───── Material for this exercise ─────

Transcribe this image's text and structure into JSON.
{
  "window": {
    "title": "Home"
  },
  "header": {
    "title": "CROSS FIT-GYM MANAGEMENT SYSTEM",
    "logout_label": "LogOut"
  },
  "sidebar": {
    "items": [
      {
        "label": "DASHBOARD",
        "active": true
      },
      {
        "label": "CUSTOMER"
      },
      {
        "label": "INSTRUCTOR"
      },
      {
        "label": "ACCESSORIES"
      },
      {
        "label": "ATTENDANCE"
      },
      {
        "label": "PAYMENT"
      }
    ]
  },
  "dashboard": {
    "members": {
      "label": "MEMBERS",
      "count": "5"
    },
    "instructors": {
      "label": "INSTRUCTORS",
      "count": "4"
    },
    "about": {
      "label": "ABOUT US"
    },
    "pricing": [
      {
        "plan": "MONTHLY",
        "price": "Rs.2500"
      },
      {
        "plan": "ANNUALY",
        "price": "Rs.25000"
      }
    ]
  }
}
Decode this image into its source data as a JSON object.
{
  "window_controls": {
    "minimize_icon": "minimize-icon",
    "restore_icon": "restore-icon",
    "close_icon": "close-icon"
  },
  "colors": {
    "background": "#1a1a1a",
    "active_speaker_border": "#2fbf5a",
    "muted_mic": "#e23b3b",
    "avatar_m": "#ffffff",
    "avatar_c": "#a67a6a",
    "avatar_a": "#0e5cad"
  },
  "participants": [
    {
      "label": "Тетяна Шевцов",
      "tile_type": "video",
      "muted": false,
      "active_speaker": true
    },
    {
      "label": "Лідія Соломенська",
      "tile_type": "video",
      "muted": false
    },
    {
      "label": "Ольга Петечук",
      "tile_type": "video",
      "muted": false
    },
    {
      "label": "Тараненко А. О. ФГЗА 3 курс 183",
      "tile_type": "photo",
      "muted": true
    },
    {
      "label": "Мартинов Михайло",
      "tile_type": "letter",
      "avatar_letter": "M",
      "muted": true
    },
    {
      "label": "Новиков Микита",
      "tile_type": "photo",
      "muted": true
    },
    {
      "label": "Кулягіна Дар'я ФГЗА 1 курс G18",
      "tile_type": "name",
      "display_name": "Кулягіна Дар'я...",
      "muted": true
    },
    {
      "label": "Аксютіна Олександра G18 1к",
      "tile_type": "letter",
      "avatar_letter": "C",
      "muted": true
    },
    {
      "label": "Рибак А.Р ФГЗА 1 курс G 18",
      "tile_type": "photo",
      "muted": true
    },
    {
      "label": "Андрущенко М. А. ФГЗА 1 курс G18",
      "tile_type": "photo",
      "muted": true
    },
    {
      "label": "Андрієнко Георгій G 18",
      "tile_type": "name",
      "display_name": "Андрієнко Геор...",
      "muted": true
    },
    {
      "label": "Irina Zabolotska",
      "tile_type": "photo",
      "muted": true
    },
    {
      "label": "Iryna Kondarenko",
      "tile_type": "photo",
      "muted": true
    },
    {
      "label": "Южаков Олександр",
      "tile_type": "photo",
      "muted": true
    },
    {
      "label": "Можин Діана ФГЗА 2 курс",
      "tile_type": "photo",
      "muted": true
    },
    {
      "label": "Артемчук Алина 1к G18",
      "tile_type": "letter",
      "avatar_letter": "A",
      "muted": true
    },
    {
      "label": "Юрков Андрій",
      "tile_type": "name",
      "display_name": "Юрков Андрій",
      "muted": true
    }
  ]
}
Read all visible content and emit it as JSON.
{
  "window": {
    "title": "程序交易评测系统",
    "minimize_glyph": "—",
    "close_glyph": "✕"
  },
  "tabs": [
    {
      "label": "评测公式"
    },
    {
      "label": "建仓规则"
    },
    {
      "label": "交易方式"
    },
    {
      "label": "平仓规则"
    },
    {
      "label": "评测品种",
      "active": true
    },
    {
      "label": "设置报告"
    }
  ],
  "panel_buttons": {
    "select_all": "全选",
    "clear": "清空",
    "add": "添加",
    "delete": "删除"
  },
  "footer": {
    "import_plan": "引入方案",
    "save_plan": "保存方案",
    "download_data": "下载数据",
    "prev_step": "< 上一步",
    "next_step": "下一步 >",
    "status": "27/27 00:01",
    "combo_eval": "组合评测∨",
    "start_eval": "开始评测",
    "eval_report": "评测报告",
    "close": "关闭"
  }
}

─────

[The exercise]
Extract every entry in the listing word for word.

[Result for this exercise]
Transcribe this image's text and structure into JSON.
{
  "window": {
    "title": "Home"
  },
  "header": {
    "title": "CROSS FIT-GYM MANAGEMENT SYSTEM",
    "logout_label": "LogOut"
  },
  "sidebar": {
    "items": [
      {
        "label": "DASHBOARD",
        "active": true
      },
      {
        "label": "CUSTOMER"
      },
      {
        "label": "INSTRUCTOR"
      },
      {
        "label": "ACCESSORIES"
      },
      {
        "label": "ATTENDANCE"
      },
      {
        "label": "PAYMENT"
      }
    ]
  },
  "dashboard": {
    "members": {
      "label": "MEMBERS",
      "count": "5"
    },
    "instructors": {
      "label": "INSTRUCTORS",
      "count": "4"
    },
    "about": {
      "label": "ABOUT US"
    },
    "pricing": [
      {
        "plan": "MONTHLY",
        "price": "Rs.2500"
      },
      {
        "plan": "ANNUALY",
        "price": "Rs.25000"
      }
    ]
  }
}
Decode this image into its source data as a JSON object.
{
  "window_controls": {
    "minimize_icon": "minimize-icon",
    "restore_icon": "restore-icon",
    "close_icon": "close-icon"
  },
  "colors": {
    "background": "#1a1a1a",
    "active_speaker_border": "#2fbf5a",
    "muted_mic": "#e23b3b",
    "avatar_m": "#ffffff",
    "avatar_c": "#a67a6a",
    "avatar_a": "#0e5cad"
  },
  "participants": [
    {
      "label": "Тетяна Шевцов",
      "tile_type": "video",
      "muted": false,
      "active_speaker": true
    },
    {
      "label": "Лідія Соломенська",
      "tile_type": "video",
      "muted": false
    },
    {
      "label": "Ольга Петечук",
      "tile_type": "video",
      "muted": false
    },
    {
      "label": "Тараненко А. О. ФГЗА 3 курс 183",
      "tile_type": "photo",
      "muted": true
    },
    {
      "label": "Мартинов Михайло",
      "tile_type": "letter",
      "avatar_letter": "M",
      "muted": true
    },
    {
      "label": "Новиков Микита",
      "tile_type": "photo",
      "muted": true
    },
    {
      "label": "Кулягіна Дар'я ФГЗА 1 курс G18",
      "tile_type": "name",
      "display_name": "Кулягіна Дар'я...",
      "muted": true
    },
    {
      "label": "Аксютіна Олександра G18 1к",
      "tile_type": "letter",
      "avatar_letter": "C",
      "muted": true
    },
    {
      "label": "Рибак А.Р ФГЗА 1 курс G 18",
      "tile_type": "photo",
      "muted": true
    },
    {
      "label": "Андрущенко М. А. ФГЗА 1 курс G18",
      "tile_type": "photo",
      "muted": true
    },
    {
      "label": "Андрієнко Георгій G 18",
      "tile_type": "name",
      "display_name": "Андрієнко Геор...",
      "muted": true
    },
    {
      "label": "Irina Zabolotska",
      "tile_type": "photo",
      "muted": true
    },
    {
      "label": "Iryna Kondarenko",
      "tile_type": "photo",
      "muted": true
    },
    {
      "label": "Южаков Олександр",
      "tile_type": "photo",
      "muted": true
    },
    {
      "label": "Можин Діана ФГЗА 2 курс",
      "tile_type": "photo",
      "muted": true
    },
    {
      "label": "Артемчук Алина 1к G18",
      "tile_type": "letter",
      "avatar_letter": "A",
      "muted": true
    },
    {
      "label": "Юрков Андрій",
      "tile_type": "name",
      "display_name": "Юрков Андрій",
      "muted": true
    }
  ]
}
Read all visible content and emit it as JSON.
{
  "window": {
    "title": "程序交易评测系统",
    "minimize_glyph": "—",
    "close_glyph": "✕"
  },
  "tabs": [
    {
      "label": "评测公式"
    },
    {
      "label": "建仓规则"
    },
    {
      "label": "交易方式"
    },
    {
      "label": "平仓规则"
    },
    {
      "label": "评测品种",
      "active": true
    },
    {
      "label": "设置报告"
    }
  ],
  "panel_buttons": {
    "select_all": "全选",
    "clear": "清空",
    "add": "添加",
    "delete": "删除"
  },
  "footer": {
    "import_plan": "引入方案",
    "save_plan": "保存方案",
    "download_data": "下载数据",
    "prev_step": "< 上一步",
    "next_step": "下一步 >",
    "status": "27/27 00:01",
    "combo_eval": "组合评测∨",
    "start_eval": "开始评测",
    "eval_report": "评测报告",
    "close": "关闭"
  }
}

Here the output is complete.